■ DIRECTIONS FOR THIS TASK: Search the listing for "vaak" and copy every line where it appears.

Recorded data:

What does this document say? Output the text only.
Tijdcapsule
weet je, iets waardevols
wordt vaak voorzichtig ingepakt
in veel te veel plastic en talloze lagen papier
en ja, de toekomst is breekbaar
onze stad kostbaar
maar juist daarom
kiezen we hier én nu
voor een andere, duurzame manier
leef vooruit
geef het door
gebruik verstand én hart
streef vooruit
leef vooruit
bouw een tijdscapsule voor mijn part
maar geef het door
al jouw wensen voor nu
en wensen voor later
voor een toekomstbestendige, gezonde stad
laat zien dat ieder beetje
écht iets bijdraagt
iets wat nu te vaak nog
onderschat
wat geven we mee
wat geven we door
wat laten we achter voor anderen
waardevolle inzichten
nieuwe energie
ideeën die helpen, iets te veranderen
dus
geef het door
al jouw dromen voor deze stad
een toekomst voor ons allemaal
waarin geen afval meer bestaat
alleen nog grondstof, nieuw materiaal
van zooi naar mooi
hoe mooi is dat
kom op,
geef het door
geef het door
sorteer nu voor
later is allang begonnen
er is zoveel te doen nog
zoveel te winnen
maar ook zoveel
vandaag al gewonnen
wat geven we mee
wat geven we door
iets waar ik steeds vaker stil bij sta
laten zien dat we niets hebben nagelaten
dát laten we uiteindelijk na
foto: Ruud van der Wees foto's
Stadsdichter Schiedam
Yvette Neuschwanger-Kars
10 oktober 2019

■ EXERCISE OUTPUT:
wordt vaak voorzichtig ingepakt
iets wat nu te vaak nog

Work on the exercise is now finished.